[Provided records]
══════════════════════════════

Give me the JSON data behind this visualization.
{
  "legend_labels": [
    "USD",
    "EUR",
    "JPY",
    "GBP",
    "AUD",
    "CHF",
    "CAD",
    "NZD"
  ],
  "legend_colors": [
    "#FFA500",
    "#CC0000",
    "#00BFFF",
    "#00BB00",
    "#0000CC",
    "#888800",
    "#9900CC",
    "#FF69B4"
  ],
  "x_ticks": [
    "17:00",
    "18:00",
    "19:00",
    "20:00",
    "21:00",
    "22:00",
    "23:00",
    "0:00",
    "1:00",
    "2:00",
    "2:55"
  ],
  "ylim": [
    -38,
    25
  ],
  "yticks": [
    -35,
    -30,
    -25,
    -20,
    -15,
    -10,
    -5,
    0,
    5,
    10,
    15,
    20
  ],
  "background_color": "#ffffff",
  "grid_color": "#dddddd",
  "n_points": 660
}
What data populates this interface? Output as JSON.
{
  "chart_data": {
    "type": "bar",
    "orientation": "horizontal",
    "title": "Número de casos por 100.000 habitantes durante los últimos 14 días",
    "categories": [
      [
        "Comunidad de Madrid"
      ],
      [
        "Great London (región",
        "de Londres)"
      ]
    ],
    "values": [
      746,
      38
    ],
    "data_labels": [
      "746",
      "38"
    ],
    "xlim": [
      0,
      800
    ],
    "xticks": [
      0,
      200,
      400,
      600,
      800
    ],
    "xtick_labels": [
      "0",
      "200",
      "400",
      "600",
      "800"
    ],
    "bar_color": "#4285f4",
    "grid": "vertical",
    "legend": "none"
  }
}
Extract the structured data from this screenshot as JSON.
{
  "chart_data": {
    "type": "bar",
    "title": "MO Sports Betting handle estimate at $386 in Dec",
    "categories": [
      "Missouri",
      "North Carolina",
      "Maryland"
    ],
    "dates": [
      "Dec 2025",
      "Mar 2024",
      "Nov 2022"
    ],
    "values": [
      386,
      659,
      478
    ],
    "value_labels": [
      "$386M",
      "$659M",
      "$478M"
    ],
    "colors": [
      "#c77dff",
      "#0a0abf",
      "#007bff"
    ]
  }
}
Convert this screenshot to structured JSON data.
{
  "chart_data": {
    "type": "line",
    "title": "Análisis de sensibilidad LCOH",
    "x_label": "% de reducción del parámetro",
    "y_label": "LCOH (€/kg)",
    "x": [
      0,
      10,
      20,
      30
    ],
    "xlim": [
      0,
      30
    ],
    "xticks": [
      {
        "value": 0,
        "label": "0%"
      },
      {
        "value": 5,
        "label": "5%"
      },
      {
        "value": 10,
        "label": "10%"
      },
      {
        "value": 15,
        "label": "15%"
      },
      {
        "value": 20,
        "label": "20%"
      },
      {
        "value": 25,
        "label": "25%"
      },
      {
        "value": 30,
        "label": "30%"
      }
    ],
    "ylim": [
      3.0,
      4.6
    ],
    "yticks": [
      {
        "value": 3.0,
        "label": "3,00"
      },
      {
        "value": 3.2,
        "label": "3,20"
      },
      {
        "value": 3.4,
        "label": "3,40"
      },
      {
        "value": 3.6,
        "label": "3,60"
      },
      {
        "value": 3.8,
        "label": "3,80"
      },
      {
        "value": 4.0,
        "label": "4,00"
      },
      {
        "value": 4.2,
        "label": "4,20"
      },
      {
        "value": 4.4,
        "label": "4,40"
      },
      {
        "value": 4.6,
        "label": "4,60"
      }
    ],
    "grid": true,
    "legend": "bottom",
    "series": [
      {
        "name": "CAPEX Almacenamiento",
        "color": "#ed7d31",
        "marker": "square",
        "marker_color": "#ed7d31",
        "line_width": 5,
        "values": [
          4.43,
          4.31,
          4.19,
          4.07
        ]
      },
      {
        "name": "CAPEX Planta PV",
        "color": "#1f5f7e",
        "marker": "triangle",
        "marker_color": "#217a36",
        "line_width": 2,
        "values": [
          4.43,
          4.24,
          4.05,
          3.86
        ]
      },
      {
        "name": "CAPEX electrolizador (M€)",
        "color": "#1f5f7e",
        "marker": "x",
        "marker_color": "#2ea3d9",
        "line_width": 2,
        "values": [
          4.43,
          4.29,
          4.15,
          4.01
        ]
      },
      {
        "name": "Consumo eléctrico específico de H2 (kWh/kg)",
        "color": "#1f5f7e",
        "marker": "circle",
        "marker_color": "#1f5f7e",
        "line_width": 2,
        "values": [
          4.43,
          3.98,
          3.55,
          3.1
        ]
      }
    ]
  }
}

══════════════════════════════

[Task to complete]
The data above must be returned in full, exactly as written.

[Exercise output]
Give me the JSON data behind this visualization.
{
  "legend_labels": [
    "USD",
    "EUR",
    "JPY",
    "GBP",
    "AUD",
    "CHF",
    "CAD",
    "NZD"
  ],
  "legend_colors": [
    "#FFA500",
    "#CC0000",
    "#00BFFF",
    "#00BB00",
    "#0000CC",
    "#888800",
    "#9900CC",
    "#FF69B4"
  ],
  "x_ticks": [
    "17:00",
    "18:00",
    "19:00",
    "20:00",
    "21:00",
    "22:00",
    "23:00",
    "0:00",
    "1:00",
    "2:00",
    "2:55"
  ],
  "ylim": [
    -38,
    25
  ],
  "yticks": [
    -35,
    -30,
    -25,
    -20,
    -15,
    -10,
    -5,
    0,
    5,
    10,
    15,
    20
  ],
  "background_color": "#ffffff",
  "grid_color": "#dddddd",
  "n_points": 660
}
What data populates this interface? Output as JSON.
{
  "chart_data": {
    "type": "bar",
    "orientation": "horizontal",
    "title": "Número de casos por 100.000 habitantes durante los últimos 14 días",
    "categories": [
      [
        "Comunidad de Madrid"
      ],
      [
        "Great London (región",
        "de Londres)"
      ]
    ],
    "values": [
      746,
      38
    ],
    "data_labels": [
      "746",
      "38"
    ],
    "xlim": [
      0,
      800
    ],
    "xticks": [
      0,
      200,
      400,
      600,
      800
    ],
    "xtick_labels": [
      "0",
      "200",
      "400",
      "600",
      "800"
    ],
    "bar_color": "#4285f4",
    "grid": "vertical",
    "legend": "none"
  }
}
Extract the structured data from this screenshot as JSON.
{
  "chart_data": {
    "type": "bar",
    "title": "MO Sports Betting handle estimate at $386 in Dec",
    "categories": [
      "Missouri",
      "North Carolina",
      "Maryland"
    ],
    "dates": [
      "Dec 2025",
      "Mar 2024",
      "Nov 2022"
    ],
    "values": [
      386,
      659,
      478
    ],
    "value_labels": [
      "$386M",
      "$659M",
      "$478M"
    ],
    "colors": [
      "#c77dff",
      "#0a0abf",
      "#007bff"
    ]
  }
}
Convert this screenshot to structured JSON data.
{
  "chart_data": {
    "type": "line",
    "title": "Análisis de sensibilidad LCOH",
    "x_label": "% de reducción del parámetro",
    "y_label": "LCOH (€/kg)",
    "x": [
      0,
      10,
      20,
      30
    ],
    "xlim": [
      0,
      30
    ],
    "xticks": [
      {
        "value": 0,
        "label": "0%"
      },
      {
        "value": 5,
        "label": "5%"
      },
      {
        "value": 10,
        "label": "10%"
      },
      {
        "value": 15,
        "label": "15%"
      },
      {
        "value": 20,
        "label": "20%"
      },
      {
        "value": 25,
        "label": "25%"
      },
      {
        "value": 30,
        "label": "30%"
      }
    ],
    "ylim": [
      3.0,
      4.6
    ],
    "yticks": [
      {
        "value": 3.0,
        "label": "3,00"
      },
      {
        "value": 3.2,
        "label": "3,20"
      },
      {
        "value": 3.4,
        "label": "3,40"
      },
      {
        "value": 3.6,
        "label": "3,60"
      },
      {
        "value": 3.8,
        "label": "3,80"
      },
      {
        "value": 4.0,
        "label": "4,00"
      },
      {
        "value": 4.2,
        "label": "4,20"
      },
      {
        "value": 4.4,
        "label": "4,40"
      },
      {
        "value": 4.6,
        "label": "4,60"
      }
    ],
    "grid": true,
    "legend": "bottom",
    "series": [
      {
        "name": "CAPEX Almacenamiento",
        "color": "#ed7d31",
        "marker": "square",
        "marker_color": "#ed7d31",
        "line_width": 5,
        "values": [
          4.43,
          4.31,
          4.19,
          4.07
        ]
      },
      {
        "name": "CAPEX Planta PV",
        "color": "#1f5f7e",
        "marker": "triangle",
        "marker_color": "#217a36",
        "line_width": 2,
        "values": [
          4.43,
          4.24,
          4.05,
          3.86
        ]
      },
      {
        "name": "CAPEX electrolizador (M€)",
        "color": "#1f5f7e",
        "marker": "x",
        "marker_color": "#2ea3d9",
        "line_width": 2,
        "values": [
          4.43,
          4.29,
          4.15,
          4.01
        ]
      },
      {
        "name": "Consumo eléctrico específico de H2 (kWh/kg)",
        "color": "#1f5f7e",
        "marker": "circle",
        "marker_color": "#1f5f7e",
        "line_width": 2,
        "values": [
          4.43,
          3.98,
          3.55,
          3.1
        ]
      }
    ]
  }
}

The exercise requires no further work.